Given request>
Each entry must be reproduced precisely as it stands.

Supplied data>
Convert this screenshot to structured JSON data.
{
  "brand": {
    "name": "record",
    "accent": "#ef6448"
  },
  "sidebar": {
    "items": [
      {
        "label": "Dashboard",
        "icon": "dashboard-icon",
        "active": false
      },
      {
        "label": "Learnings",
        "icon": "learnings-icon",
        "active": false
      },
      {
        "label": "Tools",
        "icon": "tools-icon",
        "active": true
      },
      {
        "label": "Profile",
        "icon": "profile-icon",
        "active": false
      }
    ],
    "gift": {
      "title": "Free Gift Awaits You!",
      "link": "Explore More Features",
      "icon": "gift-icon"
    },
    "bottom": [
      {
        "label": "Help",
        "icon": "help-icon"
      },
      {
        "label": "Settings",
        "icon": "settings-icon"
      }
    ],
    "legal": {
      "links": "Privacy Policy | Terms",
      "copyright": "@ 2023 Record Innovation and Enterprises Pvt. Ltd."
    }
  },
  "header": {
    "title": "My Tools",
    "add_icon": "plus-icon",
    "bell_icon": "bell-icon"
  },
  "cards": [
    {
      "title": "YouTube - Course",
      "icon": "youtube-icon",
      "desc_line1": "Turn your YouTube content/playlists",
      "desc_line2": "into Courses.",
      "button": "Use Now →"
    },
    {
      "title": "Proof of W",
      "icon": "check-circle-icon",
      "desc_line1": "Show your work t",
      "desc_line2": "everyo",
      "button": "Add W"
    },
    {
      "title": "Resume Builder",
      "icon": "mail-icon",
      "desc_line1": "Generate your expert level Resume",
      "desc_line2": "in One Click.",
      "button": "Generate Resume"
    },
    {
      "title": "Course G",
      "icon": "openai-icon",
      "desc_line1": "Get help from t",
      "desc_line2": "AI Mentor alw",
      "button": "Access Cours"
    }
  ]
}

Exercise result>
Convert this screenshot to structured JSON data.
{
  "brand": {
    "name": "record",
    "accent": "#ef6448"
  },
  "sidebar": {
    "items": [
      {
        "label": "Dashboard",
        "icon": "dashboard-icon",
        "active": false
      },
      {
        "label": "Learnings",
        "icon": "learnings-icon",
        "active": false
      },
      {
        "label": "Tools",
        "icon": "tools-icon",
        "active": true
      },
      {
        "label": "Profile",
        "icon": "profile-icon",
        "active": false
      }
    ],
    "gift": {
      "title": "Free Gift Awaits You!",
      "link": "Explore More Features",
      "icon": "gift-icon"
    },
    "bottom": [
      {
        "label": "Help",
        "icon": "help-icon"
      },
      {
        "label": "Settings",
        "icon": "settings-icon"
      }
    ],
    "legal": {
      "links": "Privacy Policy | Terms",
      "copyright": "@ 2023 Record Innovation and Enterprises Pvt. Ltd."
    }
  },
  "header": {
    "title": "My Tools",
    "add_icon": "plus-icon",
    "bell_icon": "bell-icon"
  },
  "cards": [
    {
      "title": "YouTube - Course",
      "icon": "youtube-icon",
      "desc_line1": "Turn your YouTube content/playlists",
      "desc_line2": "into Courses.",
      "button": "Use Now →"
    },
    {
      "title": "Proof of W",
      "icon": "check-circle-icon",
      "desc_line1": "Show your work t",
      "desc_line2": "everyo",
      "button": "Add W"
    },
    {
      "title": "Resume Builder",
      "icon": "mail-icon",
      "desc_line1": "Generate your expert level Resume",
      "desc_line2": "in One Click.",
      "button": "Generate Resume"
    },
    {
      "title": "Course G",
      "icon": "openai-icon",
      "desc_line1": "Get help from t",
      "desc_line2": "AI Mentor alw",
      "button": "Access Cours"
    }
  ]
}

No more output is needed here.